● **RECORDS FOR THE TASK**:
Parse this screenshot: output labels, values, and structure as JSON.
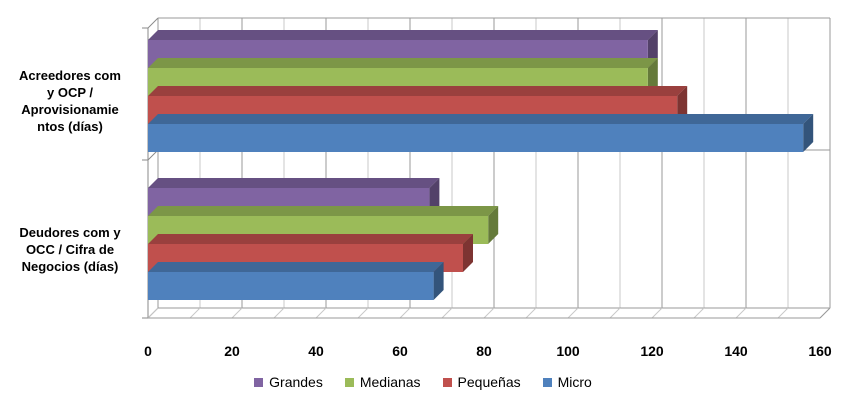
{
  "chart_data": {
    "type": "bar",
    "orientation": "horizontal",
    "title": "",
    "xlabel": "",
    "ylabel": "",
    "categories": [
      "Acreedores com y OCP / Aprovisionamientos (días)",
      "Deudores com y OCC / Cifra de Negocios (días)"
    ],
    "category_label_lines": [
      [
        "Acreedores com",
        "y OCP /",
        "Aprovisionamie",
        "ntos (días)"
      ],
      [
        "Deudores com y",
        "OCC / Cifra de",
        "Negocios (días)"
      ]
    ],
    "series": [
      {
        "name": "Micro",
        "color": "#4F81BD",
        "values": [
          156,
          68
        ]
      },
      {
        "name": "Pequeñas",
        "color": "#C0504D",
        "values": [
          126,
          75
        ]
      },
      {
        "name": "Medianas",
        "color": "#9BBB59",
        "values": [
          119,
          81
        ]
      },
      {
        "name": "Grandes",
        "color": "#8064A2",
        "values": [
          119,
          67
        ]
      }
    ],
    "legend_order": [
      "Grandes",
      "Medianas",
      "Pequeñas",
      "Micro"
    ],
    "xlim": [
      0,
      160
    ],
    "xticks": [
      0,
      20,
      40,
      60,
      80,
      100,
      120,
      140,
      160
    ],
    "grid": true,
    "legend_position": "bottom",
    "style": "3d-bar"
  }
}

● **GOAL**:
Extract every line containing the string "días" from the material.

● **EXERCISE SOLUTION**:
      "Acreedores com y OCP / Aprovisionamientos (días)",
      "Deudores com y OCC / Cifra de Negocios (días)"
        "ntos (días)"
        "Negocios (días)"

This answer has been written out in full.